Stored entries:
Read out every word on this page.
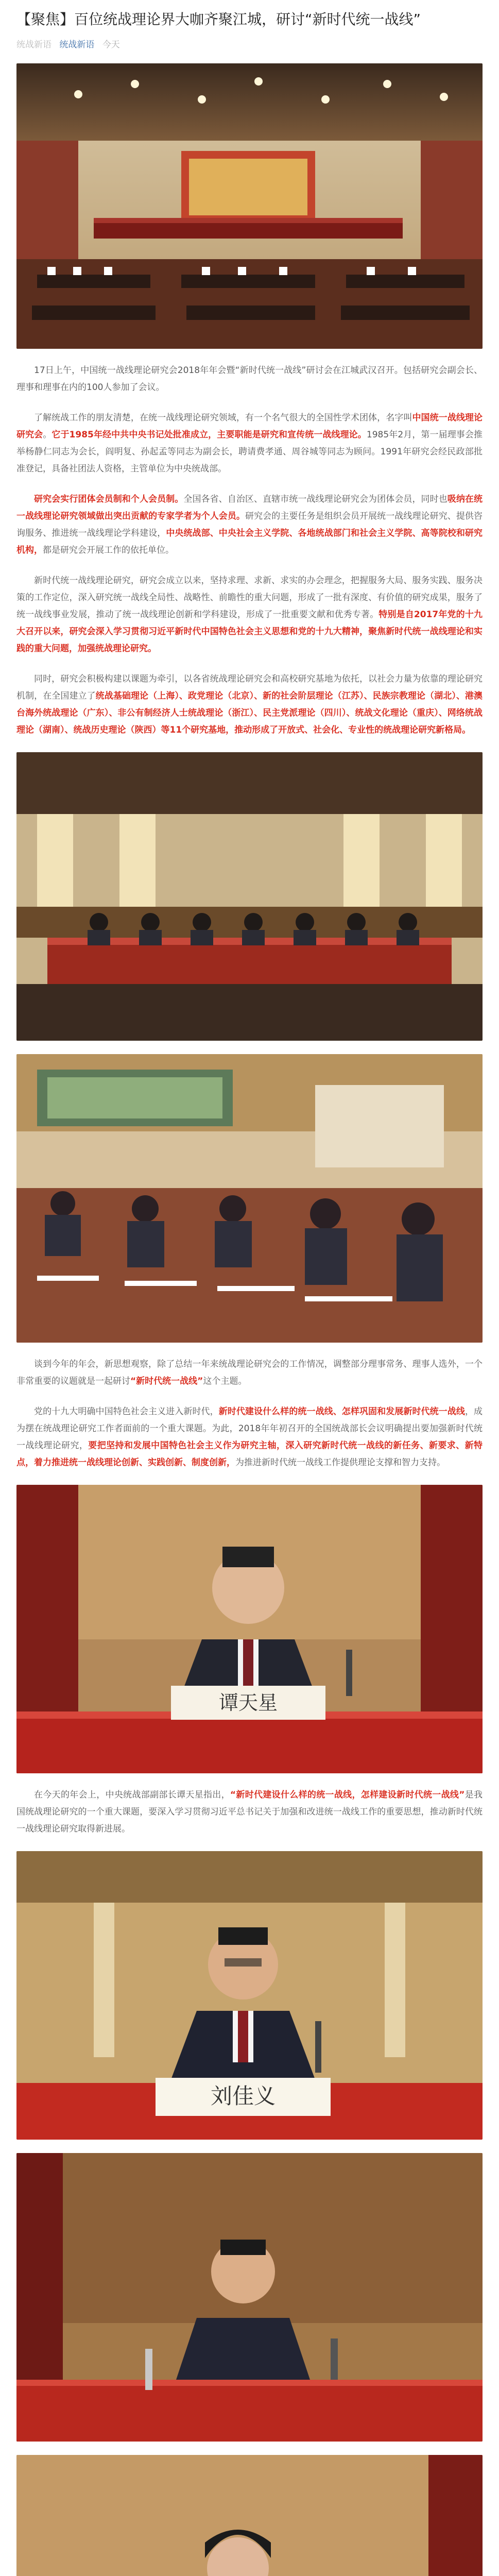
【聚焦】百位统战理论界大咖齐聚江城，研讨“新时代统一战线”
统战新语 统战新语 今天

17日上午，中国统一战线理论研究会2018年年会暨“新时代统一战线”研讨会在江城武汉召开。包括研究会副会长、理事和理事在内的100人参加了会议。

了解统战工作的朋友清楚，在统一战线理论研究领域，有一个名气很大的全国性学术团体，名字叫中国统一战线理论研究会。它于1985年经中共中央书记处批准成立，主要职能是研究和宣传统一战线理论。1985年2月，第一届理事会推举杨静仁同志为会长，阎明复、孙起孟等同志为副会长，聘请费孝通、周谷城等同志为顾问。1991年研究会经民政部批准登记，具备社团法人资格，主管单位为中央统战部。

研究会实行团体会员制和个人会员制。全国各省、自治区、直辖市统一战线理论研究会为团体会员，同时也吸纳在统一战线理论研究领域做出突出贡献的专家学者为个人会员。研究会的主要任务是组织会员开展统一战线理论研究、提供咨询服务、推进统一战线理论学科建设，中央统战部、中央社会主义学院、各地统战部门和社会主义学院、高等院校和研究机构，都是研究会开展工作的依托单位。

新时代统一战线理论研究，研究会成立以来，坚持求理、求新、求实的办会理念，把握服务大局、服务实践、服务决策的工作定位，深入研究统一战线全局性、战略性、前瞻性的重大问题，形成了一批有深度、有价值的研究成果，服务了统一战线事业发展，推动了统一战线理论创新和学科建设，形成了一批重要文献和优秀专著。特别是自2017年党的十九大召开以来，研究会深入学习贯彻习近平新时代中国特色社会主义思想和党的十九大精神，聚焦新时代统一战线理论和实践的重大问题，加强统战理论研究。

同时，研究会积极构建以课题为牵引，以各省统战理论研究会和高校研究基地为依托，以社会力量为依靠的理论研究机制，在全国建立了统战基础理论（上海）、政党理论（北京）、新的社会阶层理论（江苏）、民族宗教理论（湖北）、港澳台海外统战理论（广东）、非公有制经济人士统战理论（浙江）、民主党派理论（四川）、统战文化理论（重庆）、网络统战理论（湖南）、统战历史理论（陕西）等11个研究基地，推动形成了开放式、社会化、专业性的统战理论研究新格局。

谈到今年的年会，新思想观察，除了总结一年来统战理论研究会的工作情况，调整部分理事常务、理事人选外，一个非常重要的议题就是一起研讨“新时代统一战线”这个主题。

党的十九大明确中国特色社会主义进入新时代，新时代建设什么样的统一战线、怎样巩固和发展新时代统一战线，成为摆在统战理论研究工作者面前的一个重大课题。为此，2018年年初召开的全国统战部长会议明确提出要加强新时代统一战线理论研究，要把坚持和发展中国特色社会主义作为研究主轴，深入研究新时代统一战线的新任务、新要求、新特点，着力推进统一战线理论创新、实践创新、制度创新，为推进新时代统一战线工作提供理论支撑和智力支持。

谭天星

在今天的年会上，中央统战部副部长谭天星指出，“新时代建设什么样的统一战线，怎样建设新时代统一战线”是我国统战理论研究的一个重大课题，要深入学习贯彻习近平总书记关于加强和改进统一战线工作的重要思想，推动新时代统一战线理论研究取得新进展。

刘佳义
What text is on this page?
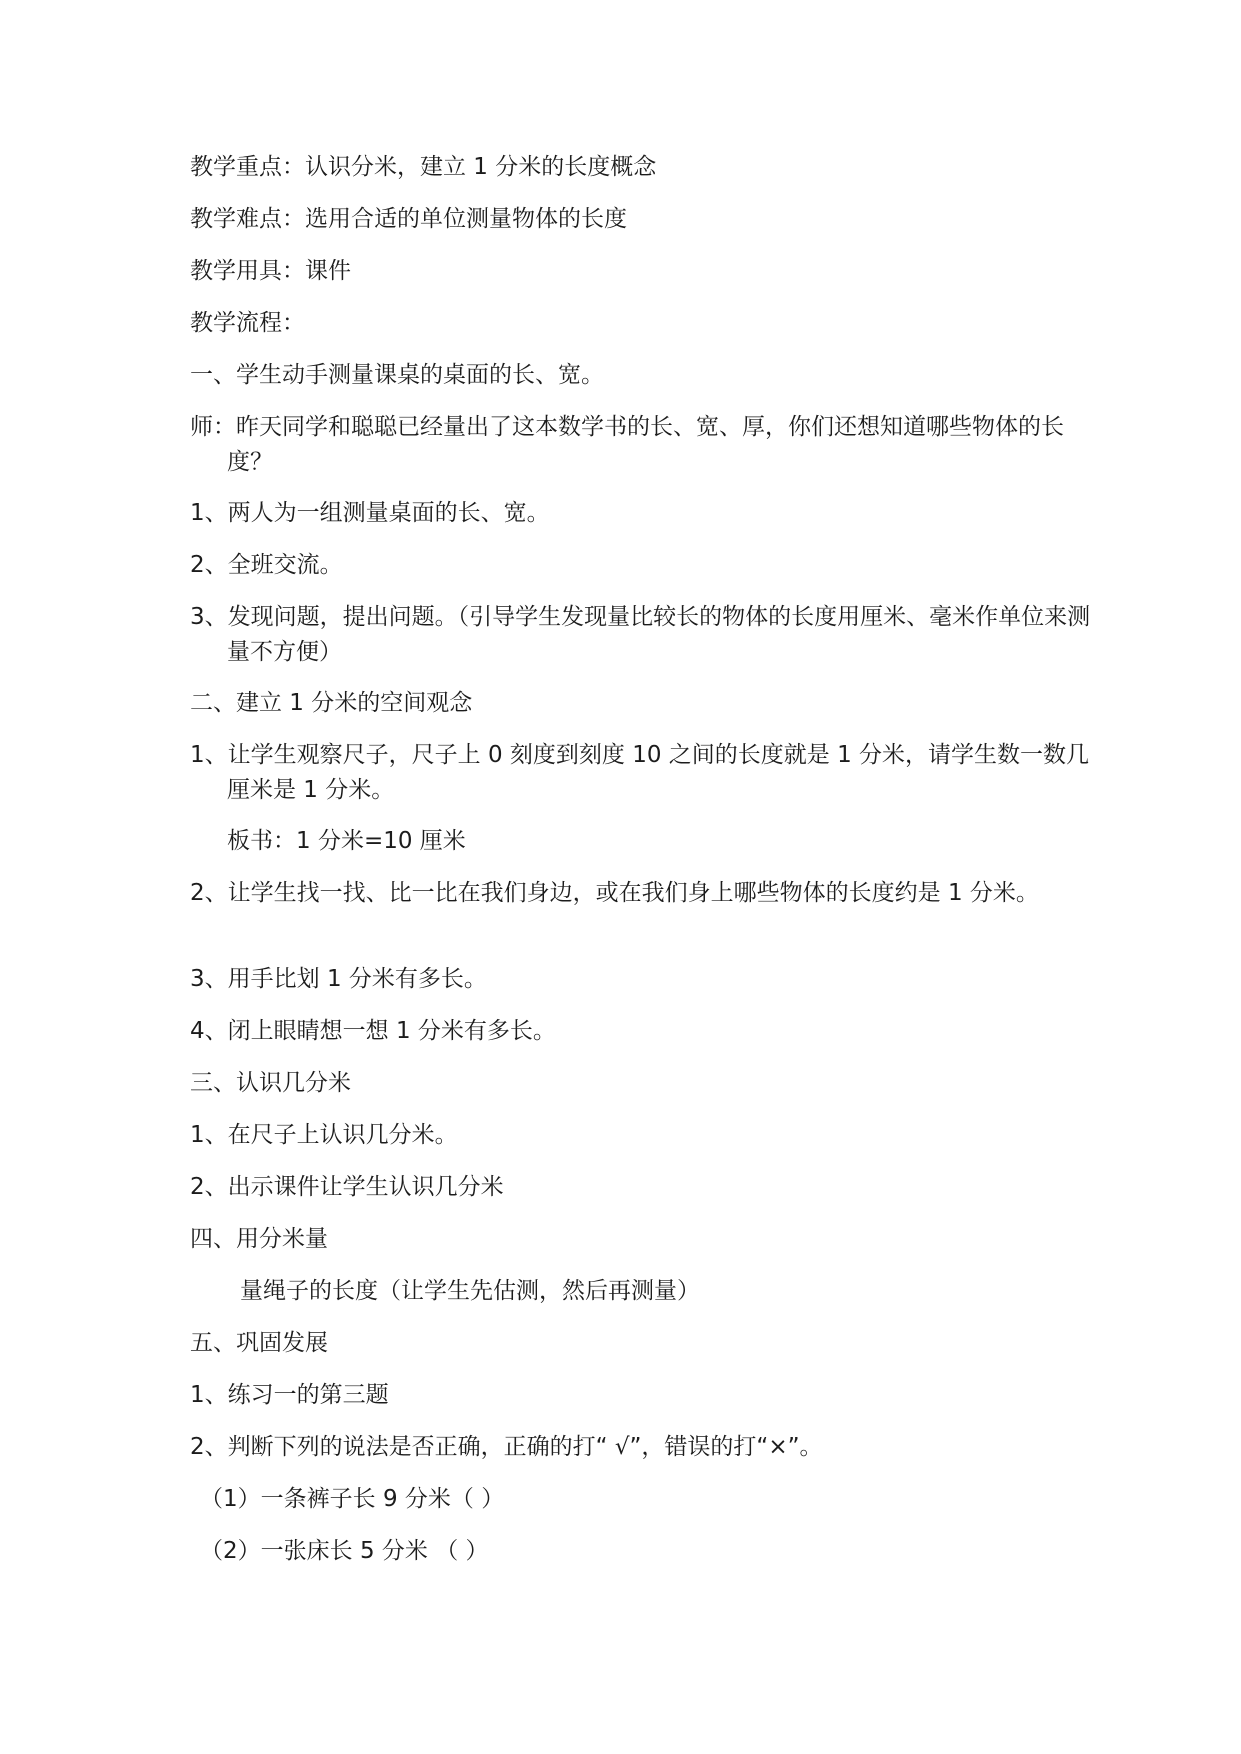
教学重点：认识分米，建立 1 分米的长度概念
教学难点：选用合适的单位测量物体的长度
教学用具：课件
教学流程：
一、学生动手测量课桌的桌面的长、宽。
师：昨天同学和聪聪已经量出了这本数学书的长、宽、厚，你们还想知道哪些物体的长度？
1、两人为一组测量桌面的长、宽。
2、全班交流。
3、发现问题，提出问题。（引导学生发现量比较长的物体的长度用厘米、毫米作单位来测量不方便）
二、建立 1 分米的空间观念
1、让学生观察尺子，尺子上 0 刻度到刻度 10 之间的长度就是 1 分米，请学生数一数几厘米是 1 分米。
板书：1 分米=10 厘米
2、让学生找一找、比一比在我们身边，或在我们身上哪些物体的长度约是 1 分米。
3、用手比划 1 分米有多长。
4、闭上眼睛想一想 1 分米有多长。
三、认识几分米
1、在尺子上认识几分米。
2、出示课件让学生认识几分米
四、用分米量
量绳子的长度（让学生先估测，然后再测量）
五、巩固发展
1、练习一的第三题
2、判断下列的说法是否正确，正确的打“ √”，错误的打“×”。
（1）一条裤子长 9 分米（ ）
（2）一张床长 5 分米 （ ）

◆ Exercise ◆
Your copy should match the entries exactly, minus the pictures.

◆ Solution ◆
Read out every word on this page.
【聚焦】百位统战理论界大咖齐聚江城，研讨“新时代统一战线”
统战新语 统战新语 今天

17日上午，中国统一战线理论研究会2018年年会暨“新时代统一战线”研讨会在江城武汉召开。包括研究会副会长、理事和理事在内的100人参加了会议。

了解统战工作的朋友清楚，在统一战线理论研究领域，有一个名气很大的全国性学术团体，名字叫中国统一战线理论研究会。它于1985年经中共中央书记处批准成立，主要职能是研究和宣传统一战线理论。1985年2月，第一届理事会推举杨静仁同志为会长，阎明复、孙起孟等同志为副会长，聘请费孝通、周谷城等同志为顾问。1991年研究会经民政部批准登记，具备社团法人资格，主管单位为中央统战部。

研究会实行团体会员制和个人会员制。全国各省、自治区、直辖市统一战线理论研究会为团体会员，同时也吸纳在统一战线理论研究领域做出突出贡献的专家学者为个人会员。研究会的主要任务是组织会员开展统一战线理论研究、提供咨询服务、推进统一战线理论学科建设，中央统战部、中央社会主义学院、各地统战部门和社会主义学院、高等院校和研究机构，都是研究会开展工作的依托单位。

新时代统一战线理论研究，研究会成立以来，坚持求理、求新、求实的办会理念，把握服务大局、服务实践、服务决策的工作定位，深入研究统一战线全局性、战略性、前瞻性的重大问题，形成了一批有深度、有价值的研究成果，服务了统一战线事业发展，推动了统一战线理论创新和学科建设，形成了一批重要文献和优秀专著。特别是自2017年党的十九大召开以来，研究会深入学习贯彻习近平新时代中国特色社会主义思想和党的十九大精神，聚焦新时代统一战线理论和实践的重大问题，加强统战理论研究。

同时，研究会积极构建以课题为牵引，以各省统战理论研究会和高校研究基地为依托，以社会力量为依靠的理论研究机制，在全国建立了统战基础理论（上海）、政党理论（北京）、新的社会阶层理论（江苏）、民族宗教理论（湖北）、港澳台海外统战理论（广东）、非公有制经济人士统战理论（浙江）、民主党派理论（四川）、统战文化理论（重庆）、网络统战理论（湖南）、统战历史理论（陕西）等11个研究基地，推动形成了开放式、社会化、专业性的统战理论研究新格局。

谈到今年的年会，新思想观察，除了总结一年来统战理论研究会的工作情况，调整部分理事常务、理事人选外，一个非常重要的议题就是一起研讨“新时代统一战线”这个主题。

党的十九大明确中国特色社会主义进入新时代，新时代建设什么样的统一战线、怎样巩固和发展新时代统一战线，成为摆在统战理论研究工作者面前的一个重大课题。为此，2018年年初召开的全国统战部长会议明确提出要加强新时代统一战线理论研究，要把坚持和发展中国特色社会主义作为研究主轴，深入研究新时代统一战线的新任务、新要求、新特点，着力推进统一战线理论创新、实践创新、制度创新，为推进新时代统一战线工作提供理论支撑和智力支持。

谭天星

在今天的年会上，中央统战部副部长谭天星指出，“新时代建设什么样的统一战线，怎样建设新时代统一战线”是我国统战理论研究的一个重大课题，要深入学习贯彻习近平总书记关于加强和改进统一战线工作的重要思想，推动新时代统一战线理论研究取得新进展。

刘佳义
What text is on this page?
教学重点：认识分米，建立 1 分米的长度概念
教学难点：选用合适的单位测量物体的长度
教学用具：课件
教学流程：
一、学生动手测量课桌的桌面的长、宽。
师：昨天同学和聪聪已经量出了这本数学书的长、宽、厚，你们还想知道哪些物体的长度？
1、两人为一组测量桌面的长、宽。
2、全班交流。
3、发现问题，提出问题。（引导学生发现量比较长的物体的长度用厘米、毫米作单位来测量不方便）
二、建立 1 分米的空间观念
1、让学生观察尺子，尺子上 0 刻度到刻度 10 之间的长度就是 1 分米，请学生数一数几厘米是 1 分米。
板书：1 分米=10 厘米
2、让学生找一找、比一比在我们身边，或在我们身上哪些物体的长度约是 1 分米。
3、用手比划 1 分米有多长。
4、闭上眼睛想一想 1 分米有多长。
三、认识几分米
1、在尺子上认识几分米。
2、出示课件让学生认识几分米
四、用分米量
量绳子的长度（让学生先估测，然后再测量）
五、巩固发展
1、练习一的第三题
2、判断下列的说法是否正确，正确的打“ √”，错误的打“×”。
（1）一条裤子长 9 分米（ ）
（2）一张床长 5 分米 （ ）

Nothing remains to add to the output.